**Stored data**
========================================

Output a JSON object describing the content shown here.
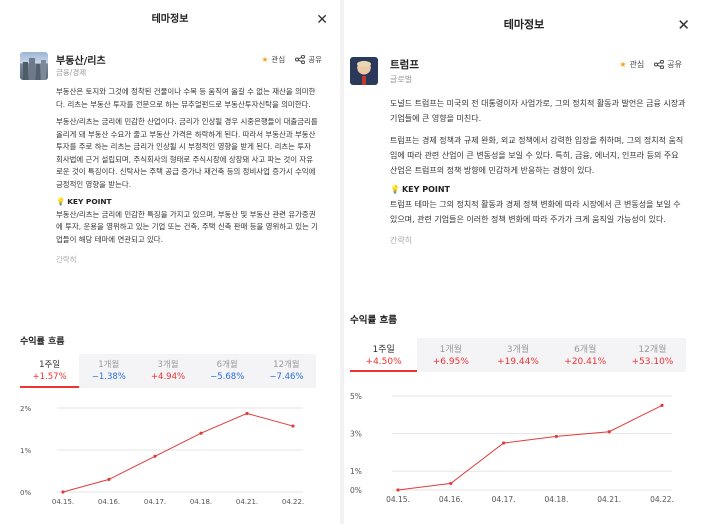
{
  "left": {
    "header_title": "테마정보",
    "close_glyph": "✕",
    "theme_name": "부동산/리츠",
    "theme_category": "금융/경제",
    "interest_label": "관심",
    "share_label": "공유",
    "description": "부동산은 토지와 그것에 정착된 건물이나 수목 등 움직여 옮길 수 없는 재산을 의미한다. 리츠는 부동산 투자를 전문으로 하는 뮤추얼펀드로 부동산투자신탁을 의미한다.",
    "detail": "부동산/리츠는 금리에 민감한 산업이다. 금리가 인상될 경우 시중은행들이 대출금리를 올리게 돼 부동산 수요가 줄고 부동산 가격은 하락하게 된다. 따라서 부동산과 부동산투자를 주로 하는 리츠는 금리가 인상될 시 부정적인 영향을 받게 된다. 리츠는 투자 회사법에 근거 설립되며, 주식회사의 형태로 주식시장에 상장돼 사고 파는 것이 자유로운 것이 특징이다. 신탁사는 주택 공급 증가나 재건축 등의 정비사업 증가시 수익에 긍정적인 영향을 받는다.",
    "key_point_title": "KEY POINT",
    "key_point": "부동산/리츠는 금리에 민감한 특징을 가지고 있으며, 부동산 및 부동산 관련 유가증권에 투자, 운용을 영위하고 있는 기업 또는 건축, 주택 신축 판매 등을 영위하고 있는 기업들이 해당 테마에 연관되고 있다.",
    "brief_label": "간략히",
    "section_title": "수익률 흐름",
    "tabs": [
      {
        "label": "1주일",
        "value": "+1.57%",
        "dir": "up"
      },
      {
        "label": "1개월",
        "value": "−1.38%",
        "dir": "down"
      },
      {
        "label": "3개월",
        "value": "+4.94%",
        "dir": "up"
      },
      {
        "label": "6개월",
        "value": "−5.68%",
        "dir": "down"
      },
      {
        "label": "12개월",
        "value": "−7.46%",
        "dir": "down"
      }
    ]
  },
  "right": {
    "header_title": "테마정보",
    "close_glyph": "✕",
    "theme_name": "트럼프",
    "theme_category": "글로벌",
    "interest_label": "관심",
    "share_label": "공유",
    "description": "도널드 트럼프는 미국의 전 대통령이자 사업가로, 그의 정치적 활동과 발언은 금융 시장과 기업들에 큰 영향을 미친다.",
    "detail": "트럼프는 경제 정책과 규제 완화, 외교 정책에서 강력한 입장을 취하며, 그의 정치적 움직임에 따라 관련 산업이 큰 변동성을 보일 수 있다. 특히, 금융, 에너지, 인프라 등의 주요 산업은 트럼프의 정책 방향에 민감하게 반응하는 경향이 있다.",
    "key_point_title": "KEY POINT",
    "key_point": "트럼프 테마는 그의 정치적 활동과 경제 정책 변화에 따라 시장에서 큰 변동성을 보일 수 있으며, 관련 기업들은 이러한 정책 변화에 따라 주가가 크게 움직일 가능성이 있다.",
    "brief_label": "간략히",
    "section_title": "수익률 흐름",
    "tabs": [
      {
        "label": "1주일",
        "value": "+4.50%",
        "dir": "up"
      },
      {
        "label": "1개월",
        "value": "+6.95%",
        "dir": "up"
      },
      {
        "label": "3개월",
        "value": "+19.44%",
        "dir": "up"
      },
      {
        "label": "6개월",
        "value": "+20.41%",
        "dir": "up"
      },
      {
        "label": "12개월",
        "value": "+53.10%",
        "dir": "up"
      }
    ]
  },
  "chart_data": [
    {
      "type": "line",
      "x": [
        "04.15.",
        "04.16.",
        "04.17.",
        "04.18.",
        "04.21.",
        "04.22."
      ],
      "y": [
        0.0,
        0.3,
        0.85,
        1.4,
        1.87,
        1.57
      ],
      "y_ticks": [
        "0%",
        "1%",
        "2%"
      ],
      "ylim": [
        0,
        2
      ],
      "grid": true,
      "color": "#e33b3b"
    },
    {
      "type": "line",
      "x": [
        "04.15.",
        "04.16.",
        "04.17.",
        "04.18.",
        "04.21.",
        "04.22."
      ],
      "y": [
        0.0,
        0.35,
        2.5,
        2.85,
        3.1,
        4.5
      ],
      "y_ticks": [
        "0%",
        "1%",
        "3%",
        "5%"
      ],
      "ylim": [
        0,
        5
      ],
      "grid": true,
      "color": "#e33b3b"
    }
  ]
}
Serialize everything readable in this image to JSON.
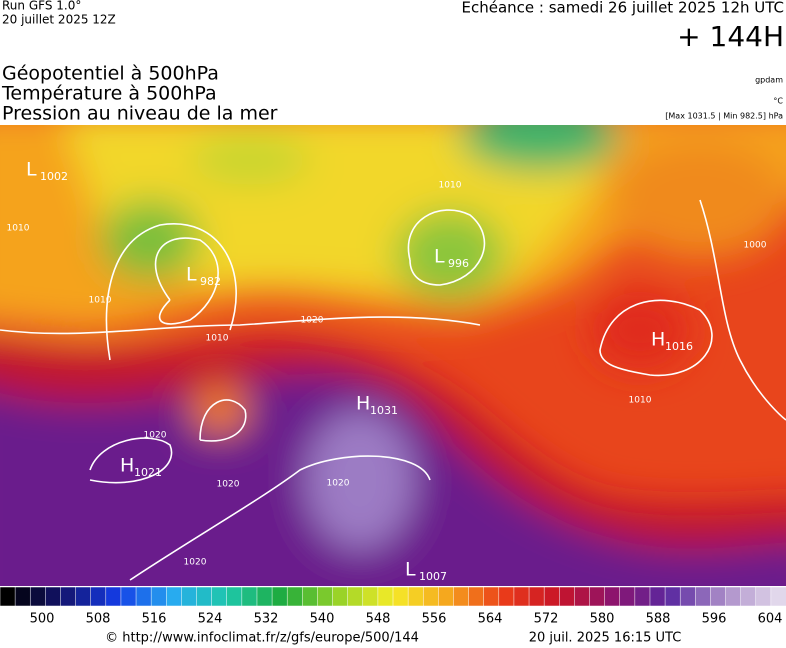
{
  "header": {
    "run": "Run GFS 1.0°",
    "date": "20 juillet 2025 12Z",
    "echeance": "Echéance : samedi 26 juillet 2025 12h UTC",
    "lead": "+ 144H",
    "titles": [
      "Géopotentiel à 500hPa",
      "Température à 500hPa",
      "Pression au niveau de la mer"
    ],
    "units": [
      "gpdam",
      "°C",
      "[Max 1031.5 | Min 982.5] hPa"
    ]
  },
  "pressure_centers": [
    {
      "type": "L",
      "value": "1002"
    },
    {
      "type": "L",
      "value": "982"
    },
    {
      "type": "L",
      "value": "996"
    },
    {
      "type": "H",
      "value": "1016"
    },
    {
      "type": "H",
      "value": "1031"
    },
    {
      "type": "H",
      "value": "1021"
    },
    {
      "type": "L",
      "value": "1007"
    }
  ],
  "isobar_labels": [
    "1020",
    "1010",
    "1020",
    "1020",
    "1020",
    "1010",
    "1000",
    "1010",
    "1010",
    "1010",
    "1020"
  ],
  "colorbar": {
    "ticks": [
      "500",
      "508",
      "516",
      "524",
      "532",
      "540",
      "548",
      "556",
      "564",
      "572",
      "580",
      "588",
      "596",
      "604"
    ]
  },
  "footer": {
    "url": "© http://www.infoclimat.fr/z/gfs/europe/500/144",
    "timestamp": "20 juil. 2025 16:15 UTC"
  }
}
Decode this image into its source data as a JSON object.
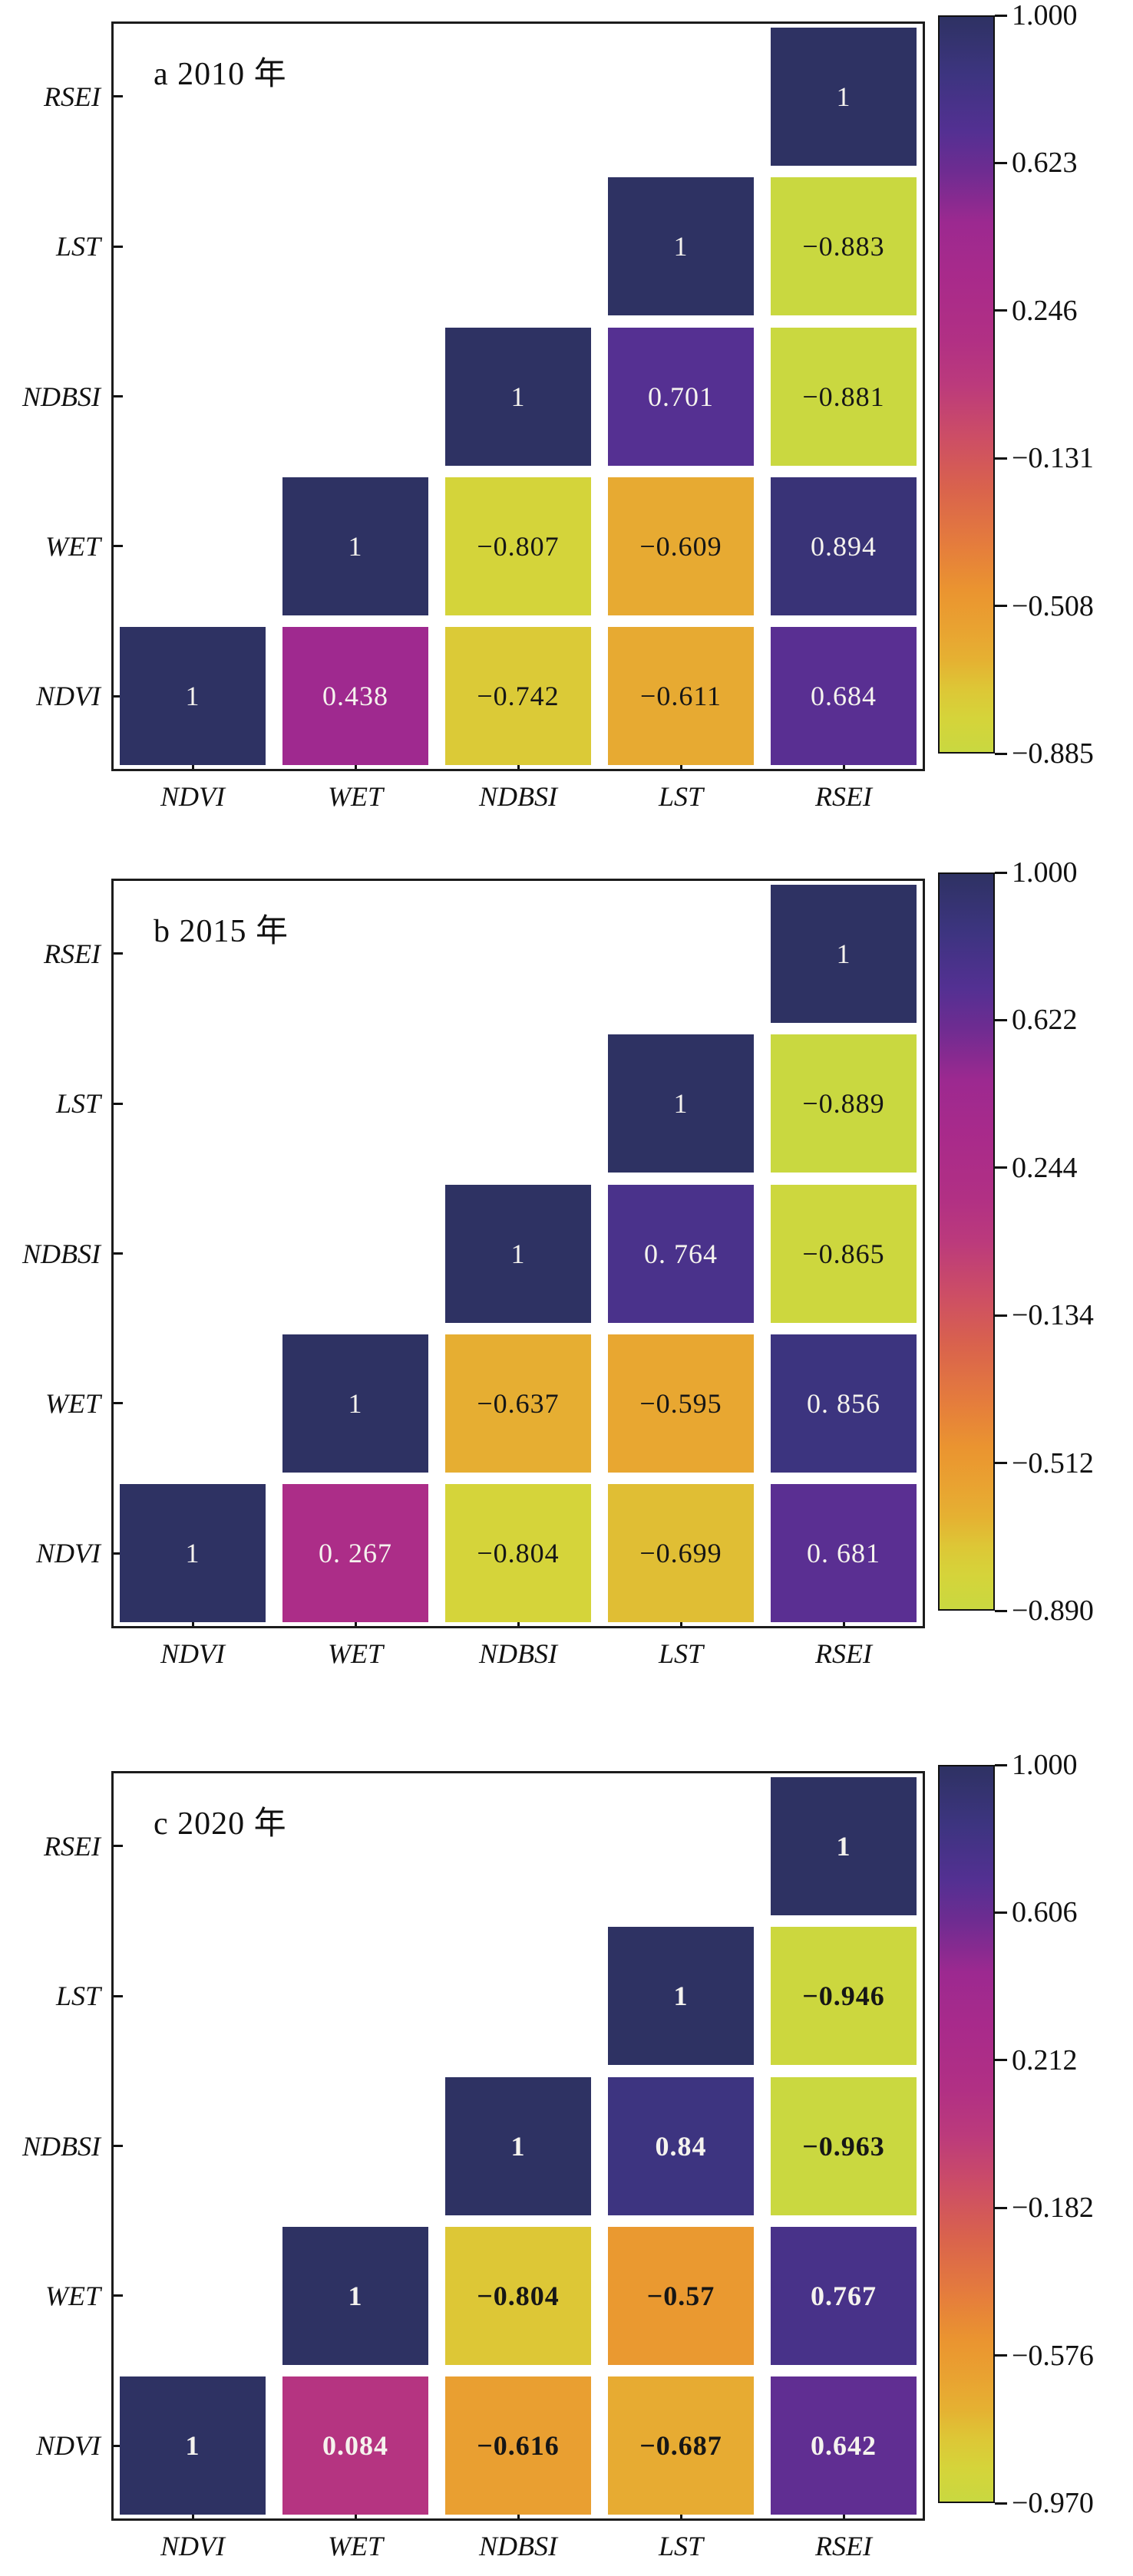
{
  "figure": {
    "background": "#ffffff"
  },
  "chart_data": [
    {
      "type": "heatmap",
      "panel_label": "a",
      "title": "a 2010 年",
      "x_categories": [
        "NDVI",
        "WET",
        "NDBSI",
        "LST",
        "RSEI"
      ],
      "y_categories": [
        "RSEI",
        "LST",
        "NDBSI",
        "WET",
        "NDVI"
      ],
      "matrix_display": [
        [
          null,
          null,
          null,
          null,
          "1"
        ],
        [
          null,
          null,
          null,
          "1",
          "−0.883"
        ],
        [
          null,
          null,
          "1",
          "0.701",
          "−0.881"
        ],
        [
          null,
          "1",
          "−0.807",
          "−0.609",
          "0.894"
        ],
        [
          "1",
          "0.438",
          "−0.742",
          "−0.611",
          "0.684"
        ]
      ],
      "colorbar_ticks": [
        "1.000",
        "0.623",
        "0.246",
        "−0.131",
        "−0.508",
        "−0.885"
      ],
      "vmin": -0.885,
      "vmax": 1.0,
      "bold_values": false
    },
    {
      "type": "heatmap",
      "panel_label": "b",
      "title": "b 2015 年",
      "x_categories": [
        "NDVI",
        "WET",
        "NDBSI",
        "LST",
        "RSEI"
      ],
      "y_categories": [
        "RSEI",
        "LST",
        "NDBSI",
        "WET",
        "NDVI"
      ],
      "matrix_display": [
        [
          null,
          null,
          null,
          null,
          "1"
        ],
        [
          null,
          null,
          null,
          "1",
          "−0.889"
        ],
        [
          null,
          null,
          "1",
          "0. 764",
          "−0.865"
        ],
        [
          null,
          "1",
          "−0.637",
          "−0.595",
          "0. 856"
        ],
        [
          "1",
          "0. 267",
          "−0.804",
          "−0.699",
          "0. 681"
        ]
      ],
      "colorbar_ticks": [
        "1.000",
        "0.622",
        "0.244",
        "−0.134",
        "−0.512",
        "−0.890"
      ],
      "vmin": -0.89,
      "vmax": 1.0,
      "bold_values": false
    },
    {
      "type": "heatmap",
      "panel_label": "c",
      "title": "c 2020 年",
      "x_categories": [
        "NDVI",
        "WET",
        "NDBSI",
        "LST",
        "RSEI"
      ],
      "y_categories": [
        "RSEI",
        "LST",
        "NDBSI",
        "WET",
        "NDVI"
      ],
      "matrix_display": [
        [
          null,
          null,
          null,
          null,
          "1"
        ],
        [
          null,
          null,
          null,
          "1",
          "−0.946"
        ],
        [
          null,
          null,
          "1",
          "0.84",
          "−0.963"
        ],
        [
          null,
          "1",
          "−0.804",
          "−0.57",
          "0.767"
        ],
        [
          "1",
          "0.084",
          "−0.616",
          "−0.687",
          "0.642"
        ]
      ],
      "colorbar_ticks": [
        "1.000",
        "0.606",
        "0.212",
        "−0.182",
        "−0.576",
        "−0.970"
      ],
      "vmin": -0.97,
      "vmax": 1.0,
      "bold_values": true
    }
  ],
  "style": {
    "axis_color": "#1c1c1c",
    "cell_text_light": "#f5f3ee",
    "cell_text_dark": "#161616",
    "colormap_stops": [
      [
        0.0,
        "#c9d840"
      ],
      [
        0.045,
        "#d5d43a"
      ],
      [
        0.085,
        "#ddc736"
      ],
      [
        0.125,
        "#e5b132"
      ],
      [
        0.17,
        "#e9a231"
      ],
      [
        0.22,
        "#ea9430"
      ],
      [
        0.28,
        "#e57d3c"
      ],
      [
        0.36,
        "#d9624d"
      ],
      [
        0.43,
        "#cc4d66"
      ],
      [
        0.5,
        "#bb3a7c"
      ],
      [
        0.56,
        "#b13084"
      ],
      [
        0.65,
        "#a82a8b"
      ],
      [
        0.72,
        "#9c2990"
      ],
      [
        0.79,
        "#6e2c91"
      ],
      [
        0.845,
        "#533092"
      ],
      [
        0.92,
        "#3d3480"
      ],
      [
        1.0,
        "#2e3263"
      ]
    ]
  }
}
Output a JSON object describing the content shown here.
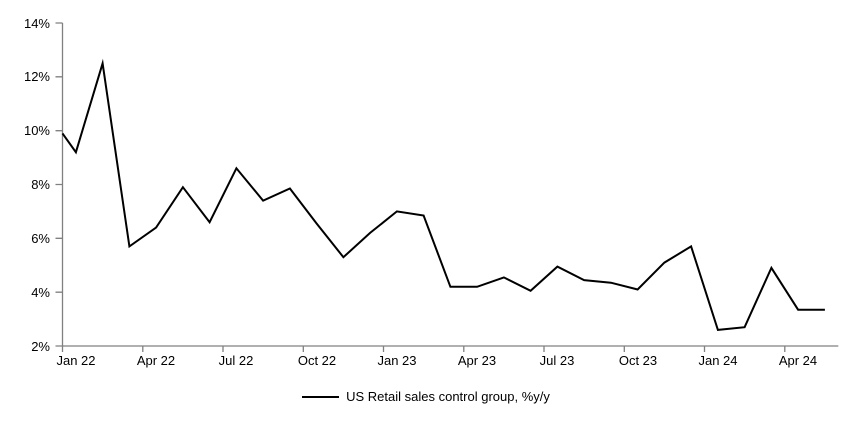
{
  "chart_data": {
    "type": "line",
    "title": "",
    "xlabel": "",
    "ylabel": "",
    "categories": [
      "Jan 22",
      "Feb 22",
      "Mar 22",
      "Apr 22",
      "May 22",
      "Jun 22",
      "Jul 22",
      "Aug 22",
      "Sep 22",
      "Oct 22",
      "Nov 22",
      "Dec 22",
      "Jan 23",
      "Feb 23",
      "Mar 23",
      "Apr 23",
      "May 23",
      "Jun 23",
      "Jul 23",
      "Aug 23",
      "Sep 23",
      "Oct 23",
      "Nov 23",
      "Dec 23",
      "Jan 24",
      "Feb 24",
      "Mar 24",
      "Apr 24",
      "May 24"
    ],
    "series": [
      {
        "name": "US Retail sales control group, %y/y",
        "color": "#000000",
        "values": [
          9.2,
          12.5,
          5.7,
          6.4,
          7.9,
          6.6,
          8.6,
          7.4,
          7.85,
          6.55,
          5.3,
          6.2,
          7.0,
          6.85,
          4.2,
          4.2,
          4.55,
          4.05,
          4.95,
          4.45,
          4.35,
          4.1,
          5.1,
          5.7,
          2.6,
          2.7,
          4.9,
          3.35,
          3.35
        ]
      }
    ],
    "lead_in_value_at_left_edge": 9.9,
    "ylim": [
      2,
      14
    ],
    "y_tick_labels": [
      "2%",
      "4%",
      "6%",
      "8%",
      "10%",
      "12%",
      "14%"
    ],
    "x_tick_labels": [
      "Jan 22",
      "Apr 22",
      "Jul 22",
      "Oct 22",
      "Jan 23",
      "Apr 23",
      "Jul 23",
      "Oct 23",
      "Jan 24",
      "Apr 24"
    ],
    "x_tick_every_n_categories": 3,
    "grid": false,
    "legend_position": "bottom-center",
    "axis_color": "#808080",
    "text_color": "#000000",
    "background": "#ffffff"
  }
}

========================================

**TASK INSTRUCTIONS**
Check every line of the records above for the string "this" and say how many contain it, giving the number alone.

**WRITTEN ANSWER**
2